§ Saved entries

>> Start

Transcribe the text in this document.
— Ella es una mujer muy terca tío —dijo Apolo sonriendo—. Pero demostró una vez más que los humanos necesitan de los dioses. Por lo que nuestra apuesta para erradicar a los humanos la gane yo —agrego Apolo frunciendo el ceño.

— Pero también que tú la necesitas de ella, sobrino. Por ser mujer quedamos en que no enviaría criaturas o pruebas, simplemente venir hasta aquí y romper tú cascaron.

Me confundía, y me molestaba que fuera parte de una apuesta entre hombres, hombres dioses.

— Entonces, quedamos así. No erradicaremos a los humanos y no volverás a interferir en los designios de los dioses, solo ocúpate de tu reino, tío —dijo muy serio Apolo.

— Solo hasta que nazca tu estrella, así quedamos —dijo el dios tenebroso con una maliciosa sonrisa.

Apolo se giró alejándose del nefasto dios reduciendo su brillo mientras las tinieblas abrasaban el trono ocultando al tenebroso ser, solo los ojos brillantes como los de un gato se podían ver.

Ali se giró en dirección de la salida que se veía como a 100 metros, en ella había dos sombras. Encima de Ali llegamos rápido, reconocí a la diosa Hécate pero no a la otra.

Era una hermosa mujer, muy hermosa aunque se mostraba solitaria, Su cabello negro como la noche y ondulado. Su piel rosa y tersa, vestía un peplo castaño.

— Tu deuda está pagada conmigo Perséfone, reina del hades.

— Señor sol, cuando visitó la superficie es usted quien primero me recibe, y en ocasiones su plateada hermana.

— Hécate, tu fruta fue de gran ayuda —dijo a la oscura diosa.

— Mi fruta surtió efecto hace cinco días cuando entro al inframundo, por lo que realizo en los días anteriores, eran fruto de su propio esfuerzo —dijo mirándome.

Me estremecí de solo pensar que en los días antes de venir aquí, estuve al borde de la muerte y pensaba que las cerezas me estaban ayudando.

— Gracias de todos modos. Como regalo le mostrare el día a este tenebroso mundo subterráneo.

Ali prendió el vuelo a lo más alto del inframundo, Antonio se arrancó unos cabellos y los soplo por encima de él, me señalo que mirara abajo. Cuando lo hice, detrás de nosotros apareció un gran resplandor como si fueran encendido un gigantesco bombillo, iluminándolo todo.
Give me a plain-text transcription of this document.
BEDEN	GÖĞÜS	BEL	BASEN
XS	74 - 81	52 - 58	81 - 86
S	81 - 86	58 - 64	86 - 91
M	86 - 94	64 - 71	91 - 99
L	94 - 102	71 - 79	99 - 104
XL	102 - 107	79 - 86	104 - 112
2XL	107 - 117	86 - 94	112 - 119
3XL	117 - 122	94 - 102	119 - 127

>> End

§ PROMPT
Reproduce only the lines running from the one that contains "Give me a plain-text" to the last line of the records.

§ COMPLETED EXERCISE
Give me a plain-text transcription of this document.
BEDEN	GÖĞÜS	BEL	BASEN
XS	74 - 81	52 - 58	81 - 86
S	81 - 86	58 - 64	86 - 91
M	86 - 94	64 - 71	91 - 99
L	94 - 102	71 - 79	99 - 104
XL	102 - 107	79 - 86	104 - 112
2XL	107 - 117	86 - 94	112 - 119
3XL	117 - 122	94 - 102	119 - 127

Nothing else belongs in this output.